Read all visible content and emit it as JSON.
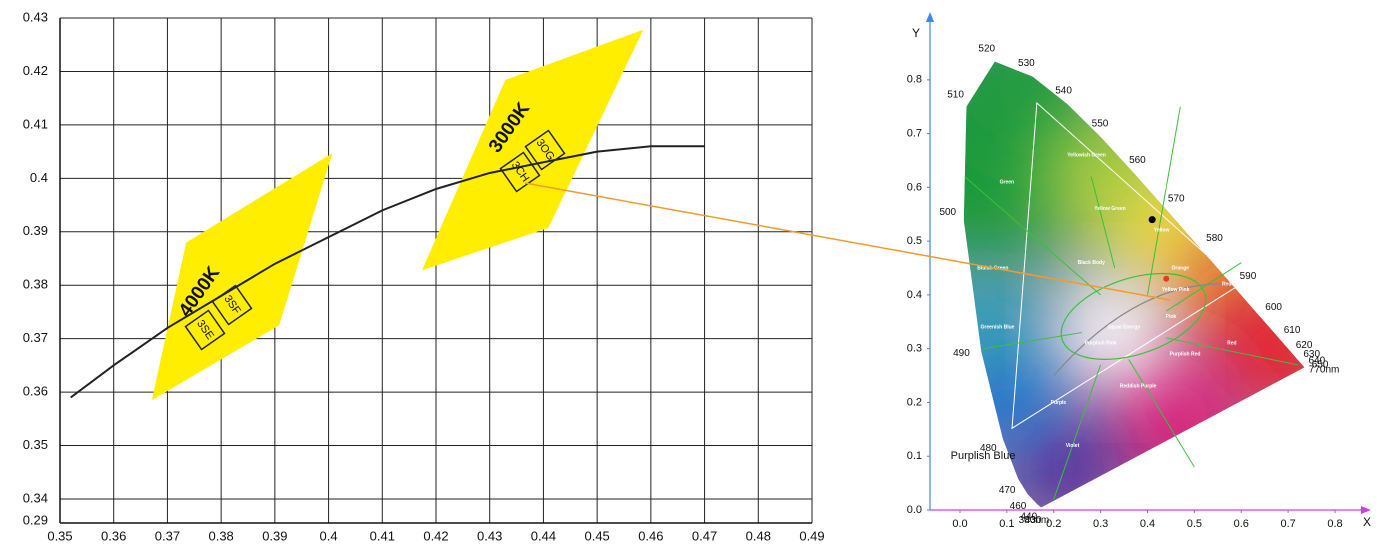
{
  "chart_data": [
    {
      "type": "binning",
      "xlim": [
        0.35,
        0.49
      ],
      "xticks": [
        0.35,
        0.36,
        0.37,
        0.38,
        0.39,
        0.4,
        0.41,
        0.42,
        0.43,
        0.44,
        0.45,
        0.46,
        0.47,
        0.48,
        0.49
      ],
      "ylim": [
        0.3355,
        0.43
      ],
      "yticks": [
        0.34,
        0.35,
        0.36,
        0.37,
        0.38,
        0.39,
        0.4,
        0.41,
        0.42,
        0.43
      ],
      "y_axis_bottom_label": "0.29",
      "grid": true,
      "series": [
        {
          "color": "#222222",
          "x": [
            0.352,
            0.36,
            0.37,
            0.38,
            0.39,
            0.4,
            0.41,
            0.42,
            0.43,
            0.44,
            0.45,
            0.46,
            0.47
          ],
          "values": [
            0.359,
            0.365,
            0.372,
            0.378,
            0.384,
            0.389,
            0.394,
            0.398,
            0.401,
            0.403,
            0.405,
            0.406,
            0.406
          ]
        }
      ],
      "regions": [
        {
          "label": "4000K",
          "color": "#ffee00",
          "bins": [
            "3SE",
            "3SF"
          ],
          "x": [
            0.3671,
            0.3735,
            0.4007,
            0.3908
          ],
          "y": [
            0.3585,
            0.388,
            0.4047,
            0.3725
          ]
        },
        {
          "label": "3000K",
          "color": "#ffee00",
          "bins": [
            "3CH",
            "3OG"
          ],
          "x": [
            0.4174,
            0.4329,
            0.4586,
            0.4409
          ],
          "y": [
            0.3828,
            0.4184,
            0.4278,
            0.3907
          ]
        }
      ]
    },
    {
      "type": "chromaticity",
      "x_label": "X",
      "y_label": "Y",
      "xlim": [
        -0.064,
        0.864
      ],
      "xticks": [
        {
          "value": 0,
          "label": "0.0"
        },
        0.1,
        0.2,
        0.3,
        0.4,
        0.5,
        0.6,
        0.7,
        0.8
      ],
      "ylim": [
        0,
        0.915
      ],
      "yticks": [
        {
          "value": 0,
          "label": "0.0"
        },
        0.1,
        0.2,
        0.3,
        0.4,
        0.5,
        0.6,
        0.7,
        0.8
      ],
      "locus": {
        "labels": [
          "380nm",
          "430",
          "440",
          "460",
          "470",
          "480",
          "490",
          "500",
          "510",
          "520",
          "530",
          "540",
          "550",
          "560",
          "570",
          "580",
          "590",
          "600",
          "610",
          "620",
          "630",
          "640",
          "650",
          "770nm"
        ],
        "x": [
          0.1741,
          0.1726,
          0.1644,
          0.144,
          0.1241,
          0.0913,
          0.0454,
          0.0082,
          0.0139,
          0.0743,
          0.1547,
          0.2296,
          0.3016,
          0.3731,
          0.4441,
          0.5125,
          0.5752,
          0.627,
          0.6658,
          0.6915,
          0.7079,
          0.719,
          0.726,
          0.7347
        ],
        "y": [
          0.005,
          0.0048,
          0.0109,
          0.0297,
          0.0578,
          0.1327,
          0.295,
          0.5384,
          0.7502,
          0.8338,
          0.8059,
          0.7543,
          0.6923,
          0.6245,
          0.5547,
          0.4866,
          0.4242,
          0.3725,
          0.334,
          0.3083,
          0.292,
          0.2809,
          0.274,
          0.2653
        ]
      },
      "region_labels": [
        "Green",
        "Yellowish Green",
        "Yellow Green",
        "Greenish Yellow",
        "Yellow",
        "Orange",
        "Reddish Orange",
        "Red",
        "Purplish Red",
        "Reddish Purple",
        "Purple",
        "Violet",
        "Bluish Green",
        "Greenish Blue",
        "Black Body",
        "Equal Energy",
        "Pink",
        "Yellow Pink",
        "Purplish Pink"
      ],
      "blue_label": "Purplish Blue"
    }
  ]
}
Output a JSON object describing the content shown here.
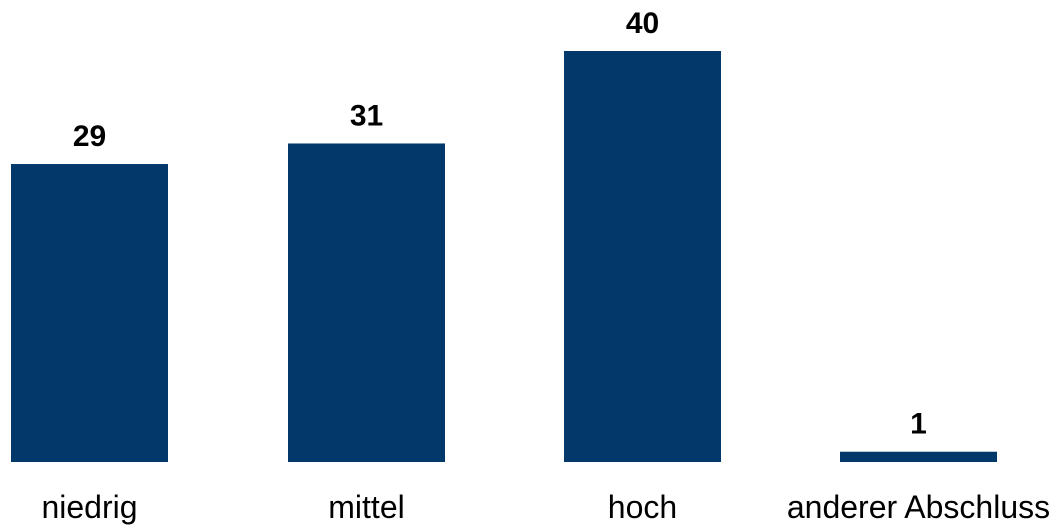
{
  "chart_data": {
    "type": "bar",
    "categories": [
      "niedrig",
      "mittel",
      "hoch",
      "anderer Abschluss"
    ],
    "values": [
      29,
      31,
      40,
      1
    ],
    "data_labels": [
      "29",
      "31",
      "40",
      "1"
    ],
    "title": "",
    "xlabel": "",
    "ylabel": "",
    "ylim": [
      0,
      40
    ],
    "grid": false,
    "legend": "none",
    "bar_color": "#03386A"
  }
}
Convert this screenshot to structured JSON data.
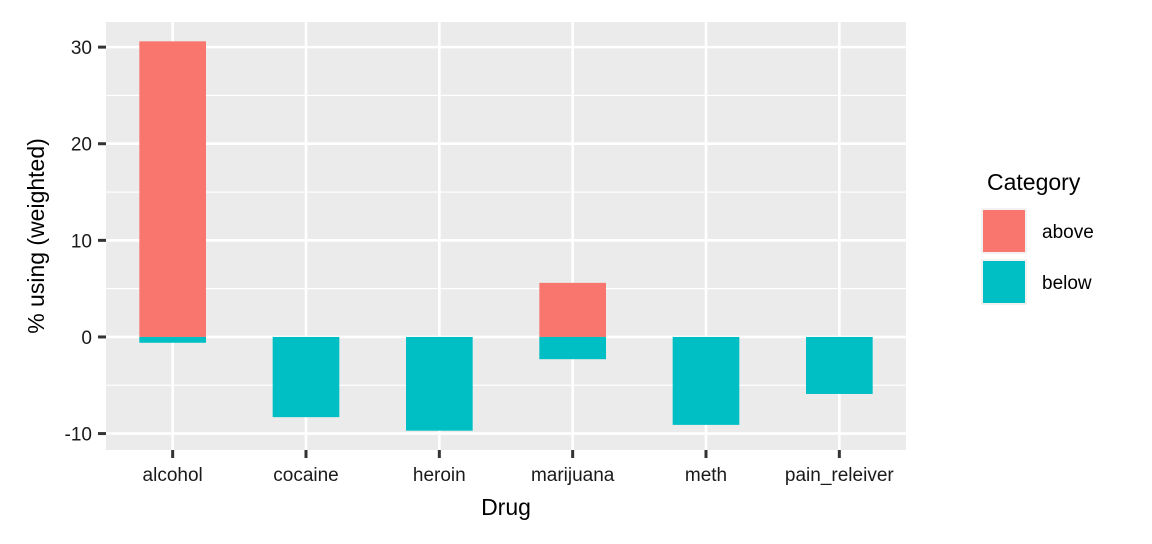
{
  "chart_data": {
    "type": "bar",
    "stacked": true,
    "categories": [
      "alcohol",
      "cocaine",
      "heroin",
      "marijuana",
      "meth",
      "pain_releiver"
    ],
    "series": [
      {
        "name": "above",
        "color": "#F8766D",
        "values": [
          30.6,
          0,
          0,
          5.6,
          0,
          0
        ]
      },
      {
        "name": "below",
        "color": "#00BFC4",
        "values": [
          -0.6,
          -8.3,
          -9.7,
          -2.3,
          -9.1,
          -5.9
        ]
      }
    ],
    "xlabel": "Drug",
    "ylabel": "% using (weighted)",
    "ylim": [
      -11.7,
      32.6
    ],
    "yticks": [
      -10,
      0,
      10,
      20,
      30
    ],
    "ytick_labels": [
      "-10",
      "0",
      "10",
      "20",
      "30"
    ],
    "grid": true,
    "panel_background": "#EBEBEB",
    "legend": {
      "title": "Category",
      "position": "right",
      "entries": [
        "above",
        "below"
      ]
    }
  }
}
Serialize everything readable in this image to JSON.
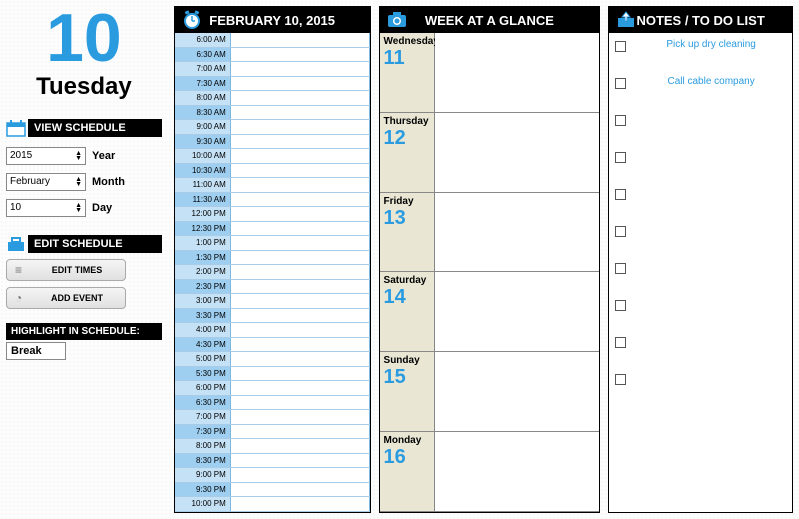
{
  "accent_color": "#2b9be0",
  "date": {
    "number": "10",
    "dayname": "Tuesday"
  },
  "view_schedule": {
    "header": "VIEW SCHEDULE",
    "year": {
      "value": "2015",
      "label": "Year"
    },
    "month": {
      "value": "February",
      "label": "Month"
    },
    "day": {
      "value": "10",
      "label": "Day"
    }
  },
  "edit_schedule": {
    "header": "EDIT SCHEDULE",
    "edit_times": "EDIT TIMES",
    "add_event": "ADD EVENT"
  },
  "highlight": {
    "header": "HIGHLIGHT IN SCHEDULE:",
    "value": "Break"
  },
  "schedule": {
    "header": "FEBRUARY 10, 2015",
    "times": [
      "6:00 AM",
      "6:30 AM",
      "7:00 AM",
      "7:30 AM",
      "8:00 AM",
      "8:30 AM",
      "9:00 AM",
      "9:30 AM",
      "10:00 AM",
      "10:30 AM",
      "11:00 AM",
      "11:30 AM",
      "12:00 PM",
      "12:30 PM",
      "1:00 PM",
      "1:30 PM",
      "2:00 PM",
      "2:30 PM",
      "3:00 PM",
      "3:30 PM",
      "4:00 PM",
      "4:30 PM",
      "5:00 PM",
      "5:30 PM",
      "6:00 PM",
      "6:30 PM",
      "7:00 PM",
      "7:30 PM",
      "8:00 PM",
      "8:30 PM",
      "9:00 PM",
      "9:30 PM",
      "10:00 PM"
    ]
  },
  "week": {
    "header": "WEEK AT A GLANCE",
    "days": [
      {
        "name": "Wednesday",
        "num": "11"
      },
      {
        "name": "Thursday",
        "num": "12"
      },
      {
        "name": "Friday",
        "num": "13"
      },
      {
        "name": "Saturday",
        "num": "14"
      },
      {
        "name": "Sunday",
        "num": "15"
      },
      {
        "name": "Monday",
        "num": "16"
      }
    ]
  },
  "notes": {
    "header": "NOTES / TO DO LIST",
    "items": [
      "Pick up dry cleaning",
      "Call cable company",
      "",
      "",
      "",
      "",
      "",
      "",
      "",
      ""
    ]
  }
}
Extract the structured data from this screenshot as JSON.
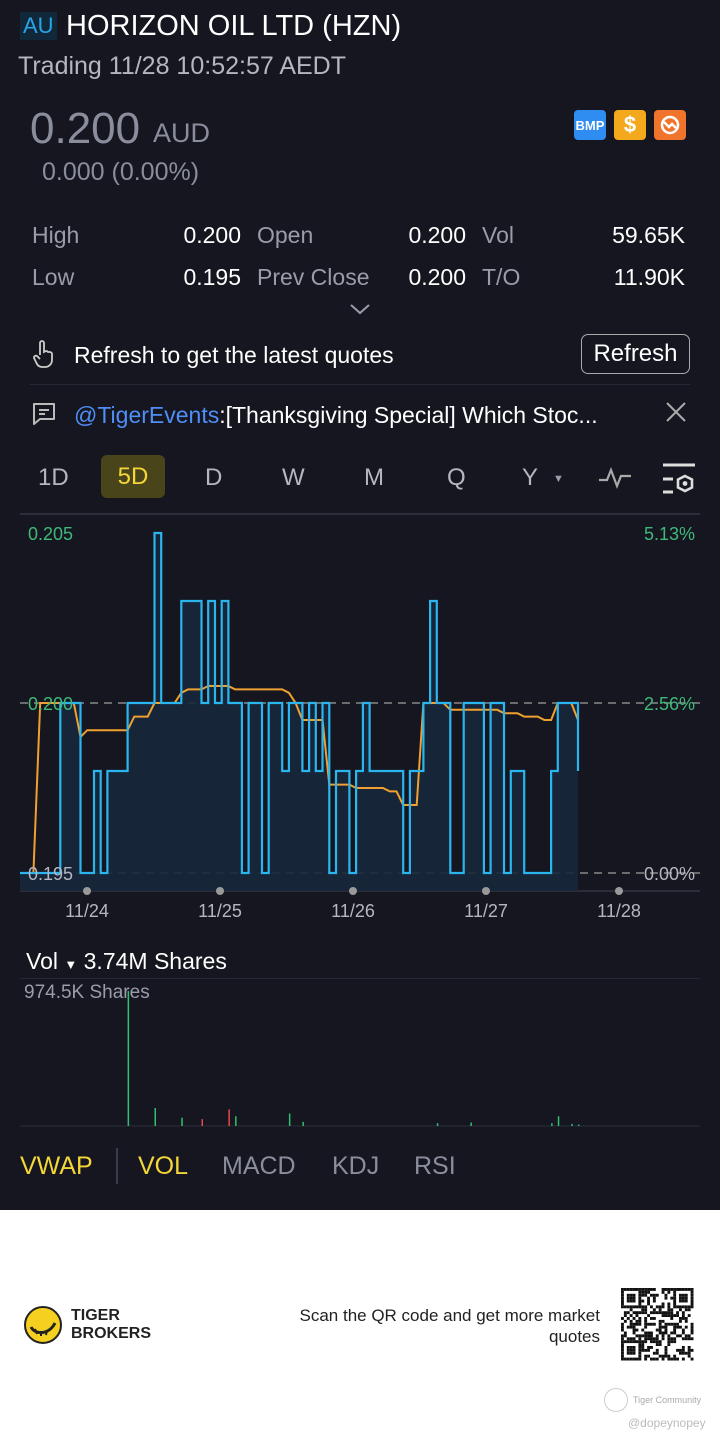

> _Problem details_:
How many of the lines above hold the word "this"? Give only that number.

> _Problem solution_:
3